**Information shown:**
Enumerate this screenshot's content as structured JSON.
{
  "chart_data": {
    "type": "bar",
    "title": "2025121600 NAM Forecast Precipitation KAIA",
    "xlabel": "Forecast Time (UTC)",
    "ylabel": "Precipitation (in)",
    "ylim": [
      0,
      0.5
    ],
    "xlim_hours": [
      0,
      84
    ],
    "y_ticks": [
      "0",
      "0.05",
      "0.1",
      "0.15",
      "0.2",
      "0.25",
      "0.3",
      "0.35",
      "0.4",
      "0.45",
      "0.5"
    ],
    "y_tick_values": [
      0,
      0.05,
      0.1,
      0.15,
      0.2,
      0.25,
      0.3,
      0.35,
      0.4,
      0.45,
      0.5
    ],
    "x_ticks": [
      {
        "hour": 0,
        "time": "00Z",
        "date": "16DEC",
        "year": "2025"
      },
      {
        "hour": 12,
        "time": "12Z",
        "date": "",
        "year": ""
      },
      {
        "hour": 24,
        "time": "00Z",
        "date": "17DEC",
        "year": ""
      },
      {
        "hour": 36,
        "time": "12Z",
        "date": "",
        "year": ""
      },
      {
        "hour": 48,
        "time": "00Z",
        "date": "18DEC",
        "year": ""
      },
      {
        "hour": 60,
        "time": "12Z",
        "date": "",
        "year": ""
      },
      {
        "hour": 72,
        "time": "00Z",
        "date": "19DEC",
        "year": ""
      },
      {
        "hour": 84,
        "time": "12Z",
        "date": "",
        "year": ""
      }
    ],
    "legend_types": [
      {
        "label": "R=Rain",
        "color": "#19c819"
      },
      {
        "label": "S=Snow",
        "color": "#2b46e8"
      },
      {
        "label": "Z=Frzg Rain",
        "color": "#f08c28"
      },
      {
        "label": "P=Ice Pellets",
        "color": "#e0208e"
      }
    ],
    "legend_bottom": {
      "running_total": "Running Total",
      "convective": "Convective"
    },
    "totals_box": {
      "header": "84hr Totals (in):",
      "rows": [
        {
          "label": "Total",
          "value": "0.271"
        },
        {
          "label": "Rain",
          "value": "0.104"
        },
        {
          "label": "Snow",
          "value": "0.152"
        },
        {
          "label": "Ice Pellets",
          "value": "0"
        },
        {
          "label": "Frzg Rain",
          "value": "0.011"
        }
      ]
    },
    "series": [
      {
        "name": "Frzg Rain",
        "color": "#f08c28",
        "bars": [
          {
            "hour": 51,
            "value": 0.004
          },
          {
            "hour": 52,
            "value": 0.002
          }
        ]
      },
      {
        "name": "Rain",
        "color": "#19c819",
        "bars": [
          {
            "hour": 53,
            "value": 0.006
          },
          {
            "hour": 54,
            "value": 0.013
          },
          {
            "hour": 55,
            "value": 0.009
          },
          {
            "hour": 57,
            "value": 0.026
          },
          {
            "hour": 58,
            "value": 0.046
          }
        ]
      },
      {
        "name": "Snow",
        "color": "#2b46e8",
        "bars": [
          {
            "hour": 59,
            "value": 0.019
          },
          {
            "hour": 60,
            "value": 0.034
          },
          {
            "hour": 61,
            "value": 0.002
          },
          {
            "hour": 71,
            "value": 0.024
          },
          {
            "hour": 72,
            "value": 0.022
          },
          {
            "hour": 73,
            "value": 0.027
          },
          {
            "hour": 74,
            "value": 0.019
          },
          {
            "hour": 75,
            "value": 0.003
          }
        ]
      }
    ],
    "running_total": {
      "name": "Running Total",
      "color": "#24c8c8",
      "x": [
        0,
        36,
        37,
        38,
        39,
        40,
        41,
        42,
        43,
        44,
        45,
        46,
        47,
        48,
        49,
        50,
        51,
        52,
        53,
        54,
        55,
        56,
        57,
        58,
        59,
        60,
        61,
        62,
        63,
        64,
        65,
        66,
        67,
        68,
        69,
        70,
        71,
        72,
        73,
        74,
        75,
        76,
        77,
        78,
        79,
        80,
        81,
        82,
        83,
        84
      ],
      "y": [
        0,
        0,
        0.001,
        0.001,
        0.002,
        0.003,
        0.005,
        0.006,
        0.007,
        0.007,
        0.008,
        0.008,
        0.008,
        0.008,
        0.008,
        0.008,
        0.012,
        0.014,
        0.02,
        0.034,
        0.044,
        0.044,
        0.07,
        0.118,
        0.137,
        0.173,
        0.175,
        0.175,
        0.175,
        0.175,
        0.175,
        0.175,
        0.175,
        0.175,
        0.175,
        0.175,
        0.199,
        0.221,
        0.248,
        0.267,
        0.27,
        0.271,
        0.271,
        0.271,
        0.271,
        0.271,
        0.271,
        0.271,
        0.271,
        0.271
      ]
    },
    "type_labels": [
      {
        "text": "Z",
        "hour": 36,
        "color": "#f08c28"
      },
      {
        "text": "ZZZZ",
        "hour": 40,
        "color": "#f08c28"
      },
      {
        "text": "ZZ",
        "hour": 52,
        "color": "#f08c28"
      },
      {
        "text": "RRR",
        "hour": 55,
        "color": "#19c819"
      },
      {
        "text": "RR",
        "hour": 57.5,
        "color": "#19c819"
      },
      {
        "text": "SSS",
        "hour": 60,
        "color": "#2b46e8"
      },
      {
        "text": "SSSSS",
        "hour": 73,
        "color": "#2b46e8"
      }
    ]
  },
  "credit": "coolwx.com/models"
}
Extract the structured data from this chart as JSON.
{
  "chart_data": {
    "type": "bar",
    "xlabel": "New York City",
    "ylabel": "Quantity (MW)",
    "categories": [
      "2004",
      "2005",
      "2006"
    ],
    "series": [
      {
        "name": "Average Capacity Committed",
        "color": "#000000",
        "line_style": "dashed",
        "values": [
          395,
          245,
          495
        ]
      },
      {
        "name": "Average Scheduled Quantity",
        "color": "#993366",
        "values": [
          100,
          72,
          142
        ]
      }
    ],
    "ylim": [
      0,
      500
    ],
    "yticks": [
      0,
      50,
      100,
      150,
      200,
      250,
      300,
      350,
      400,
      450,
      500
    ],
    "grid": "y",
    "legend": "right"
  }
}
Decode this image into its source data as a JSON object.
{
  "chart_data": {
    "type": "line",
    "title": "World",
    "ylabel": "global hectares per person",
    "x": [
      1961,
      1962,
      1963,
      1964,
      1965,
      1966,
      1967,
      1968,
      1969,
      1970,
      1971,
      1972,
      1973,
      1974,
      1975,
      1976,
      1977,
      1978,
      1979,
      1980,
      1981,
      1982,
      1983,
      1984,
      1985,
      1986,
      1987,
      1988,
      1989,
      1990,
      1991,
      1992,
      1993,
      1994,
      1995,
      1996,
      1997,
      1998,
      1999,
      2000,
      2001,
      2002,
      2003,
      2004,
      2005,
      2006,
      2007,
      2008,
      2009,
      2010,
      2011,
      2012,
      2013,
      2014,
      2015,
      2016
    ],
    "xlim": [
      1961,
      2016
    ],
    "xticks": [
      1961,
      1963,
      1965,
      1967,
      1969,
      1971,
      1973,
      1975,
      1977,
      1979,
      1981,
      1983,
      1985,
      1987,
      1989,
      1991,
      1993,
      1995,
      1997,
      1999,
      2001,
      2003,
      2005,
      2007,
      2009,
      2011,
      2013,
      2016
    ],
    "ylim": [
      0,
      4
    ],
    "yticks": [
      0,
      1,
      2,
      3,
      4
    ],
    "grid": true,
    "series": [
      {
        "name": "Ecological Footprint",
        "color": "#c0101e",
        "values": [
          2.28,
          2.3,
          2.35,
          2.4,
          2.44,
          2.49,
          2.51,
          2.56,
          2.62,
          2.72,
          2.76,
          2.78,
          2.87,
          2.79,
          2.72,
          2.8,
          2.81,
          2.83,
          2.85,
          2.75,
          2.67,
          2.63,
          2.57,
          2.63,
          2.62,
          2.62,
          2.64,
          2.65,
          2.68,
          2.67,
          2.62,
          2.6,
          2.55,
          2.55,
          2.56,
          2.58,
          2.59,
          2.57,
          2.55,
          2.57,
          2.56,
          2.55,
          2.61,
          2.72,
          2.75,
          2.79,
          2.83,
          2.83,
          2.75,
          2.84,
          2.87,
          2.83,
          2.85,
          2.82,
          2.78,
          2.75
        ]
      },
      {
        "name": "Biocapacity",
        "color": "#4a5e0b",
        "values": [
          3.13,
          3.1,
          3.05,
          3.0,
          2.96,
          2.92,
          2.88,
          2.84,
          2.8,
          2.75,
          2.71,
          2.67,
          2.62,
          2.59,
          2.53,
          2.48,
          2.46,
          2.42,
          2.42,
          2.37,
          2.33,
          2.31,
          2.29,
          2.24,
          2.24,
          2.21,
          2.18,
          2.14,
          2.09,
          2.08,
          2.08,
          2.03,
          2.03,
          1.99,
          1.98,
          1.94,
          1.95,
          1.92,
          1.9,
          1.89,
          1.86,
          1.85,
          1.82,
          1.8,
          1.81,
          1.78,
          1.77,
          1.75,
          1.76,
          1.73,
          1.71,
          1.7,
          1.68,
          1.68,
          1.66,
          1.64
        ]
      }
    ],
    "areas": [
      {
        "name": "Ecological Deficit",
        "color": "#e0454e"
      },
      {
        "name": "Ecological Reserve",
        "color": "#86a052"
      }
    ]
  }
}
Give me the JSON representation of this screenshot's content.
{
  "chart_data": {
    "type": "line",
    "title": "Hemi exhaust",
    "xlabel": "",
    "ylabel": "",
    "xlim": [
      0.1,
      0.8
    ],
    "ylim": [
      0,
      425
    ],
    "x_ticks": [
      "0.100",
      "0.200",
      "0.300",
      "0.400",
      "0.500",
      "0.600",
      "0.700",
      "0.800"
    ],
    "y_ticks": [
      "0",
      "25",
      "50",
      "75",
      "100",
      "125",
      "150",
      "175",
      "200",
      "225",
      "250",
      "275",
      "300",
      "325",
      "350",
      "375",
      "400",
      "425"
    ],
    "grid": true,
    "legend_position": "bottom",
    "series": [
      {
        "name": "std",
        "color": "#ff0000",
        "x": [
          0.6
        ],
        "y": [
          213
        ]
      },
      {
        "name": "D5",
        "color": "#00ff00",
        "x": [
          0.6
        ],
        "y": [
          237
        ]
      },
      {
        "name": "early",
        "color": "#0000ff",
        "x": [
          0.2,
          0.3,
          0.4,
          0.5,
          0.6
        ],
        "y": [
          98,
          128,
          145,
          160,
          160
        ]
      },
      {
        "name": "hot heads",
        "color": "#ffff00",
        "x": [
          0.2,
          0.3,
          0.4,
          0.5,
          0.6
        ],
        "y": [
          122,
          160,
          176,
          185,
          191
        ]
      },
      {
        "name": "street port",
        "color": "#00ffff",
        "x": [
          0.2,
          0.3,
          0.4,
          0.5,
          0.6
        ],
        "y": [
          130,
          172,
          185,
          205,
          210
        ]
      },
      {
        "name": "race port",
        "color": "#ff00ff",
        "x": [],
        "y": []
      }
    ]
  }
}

**Exercise directions:** Gather all lines from the records above in which "structured" appears.

**Full response:**
Enumerate this screenshot's content as structured JSON.
Extract the structured data from this chart as JSON.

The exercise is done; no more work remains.